Instructions to follow: Extract each record and reproduce it exactly.

☆ ☆ ☆ ☆ ☆ ☆ ☆

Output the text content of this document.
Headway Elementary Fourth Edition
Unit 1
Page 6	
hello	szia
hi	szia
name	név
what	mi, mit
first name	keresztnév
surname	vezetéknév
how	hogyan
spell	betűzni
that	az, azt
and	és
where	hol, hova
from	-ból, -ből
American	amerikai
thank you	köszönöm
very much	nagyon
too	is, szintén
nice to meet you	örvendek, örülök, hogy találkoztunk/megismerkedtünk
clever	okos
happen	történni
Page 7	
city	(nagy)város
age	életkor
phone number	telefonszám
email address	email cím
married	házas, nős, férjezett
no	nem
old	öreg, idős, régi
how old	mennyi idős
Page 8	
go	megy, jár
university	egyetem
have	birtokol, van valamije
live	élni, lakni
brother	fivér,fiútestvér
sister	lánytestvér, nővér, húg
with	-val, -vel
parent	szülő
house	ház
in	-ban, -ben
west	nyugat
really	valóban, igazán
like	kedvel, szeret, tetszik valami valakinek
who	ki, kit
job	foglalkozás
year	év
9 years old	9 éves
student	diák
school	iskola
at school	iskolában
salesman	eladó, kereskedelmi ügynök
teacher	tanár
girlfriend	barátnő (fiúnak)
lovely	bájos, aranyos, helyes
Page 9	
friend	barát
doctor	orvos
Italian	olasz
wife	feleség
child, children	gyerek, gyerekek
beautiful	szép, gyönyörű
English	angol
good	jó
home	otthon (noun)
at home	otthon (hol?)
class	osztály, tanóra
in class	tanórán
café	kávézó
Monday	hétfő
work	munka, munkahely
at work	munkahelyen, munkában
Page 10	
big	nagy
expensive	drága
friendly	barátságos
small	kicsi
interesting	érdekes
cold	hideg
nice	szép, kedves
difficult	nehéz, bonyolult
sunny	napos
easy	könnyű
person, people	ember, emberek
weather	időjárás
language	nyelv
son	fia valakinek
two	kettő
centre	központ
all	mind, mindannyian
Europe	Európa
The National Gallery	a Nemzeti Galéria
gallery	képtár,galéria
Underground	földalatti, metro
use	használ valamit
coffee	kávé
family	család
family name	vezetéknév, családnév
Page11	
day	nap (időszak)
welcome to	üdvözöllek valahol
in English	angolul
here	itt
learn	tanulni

☆ ☆ ☆ ☆ ☆ ☆ ☆

Final result:
Output the text content of this document.
Headway Elementary Fourth Edition
Unit 1
Page 6	
hello	szia
hi	szia
name	név
what	mi, mit
first name	keresztnév
surname	vezetéknév
how	hogyan
spell	betűzni
that	az, azt
and	és
where	hol, hova
from	-ból, -ből
American	amerikai
thank you	köszönöm
very much	nagyon
too	is, szintén
nice to meet you	örvendek, örülök, hogy találkoztunk/megismerkedtünk
clever	okos
happen	történni
Page 7	
city	(nagy)város
age	életkor
phone number	telefonszám
email address	email cím
married	házas, nős, férjezett
no	nem
old	öreg, idős, régi
how old	mennyi idős
Page 8	
go	megy, jár
university	egyetem
have	birtokol, van valamije
live	élni, lakni
brother	fivér,fiútestvér
sister	lánytestvér, nővér, húg
with	-val, -vel
parent	szülő
house	ház
in	-ban, -ben
west	nyugat
really	valóban, igazán
like	kedvel, szeret, tetszik valami valakinek
who	ki, kit
job	foglalkozás
year	év
9 years old	9 éves
student	diák
school	iskola
at school	iskolában
salesman	eladó, kereskedelmi ügynök
teacher	tanár
girlfriend	barátnő (fiúnak)
lovely	bájos, aranyos, helyes
Page 9	
friend	barát
doctor	orvos
Italian	olasz
wife	feleség
child, children	gyerek, gyerekek
beautiful	szép, gyönyörű
English	angol
good	jó
home	otthon (noun)
at home	otthon (hol?)
class	osztály, tanóra
in class	tanórán
café	kávézó
Monday	hétfő
work	munka, munkahely
at work	munkahelyen, munkában
Page 10	
big	nagy
expensive	drága
friendly	barátságos
small	kicsi
interesting	érdekes
cold	hideg
nice	szép, kedves
difficult	nehéz, bonyolult
sunny	napos
easy	könnyű
person, people	ember, emberek
weather	időjárás
language	nyelv
son	fia valakinek
two	kettő
centre	központ
all	mind, mindannyian
Europe	Európa
The National Gallery	a Nemzeti Galéria
gallery	képtár,galéria
Underground	földalatti, metro
use	használ valamit
coffee	kávé
family	család
family name	vezetéknév, családnév
Page11	
day	nap (időszak)
welcome to	üdvözöllek valahol
in English	angolul
here	itt
learn	tanulni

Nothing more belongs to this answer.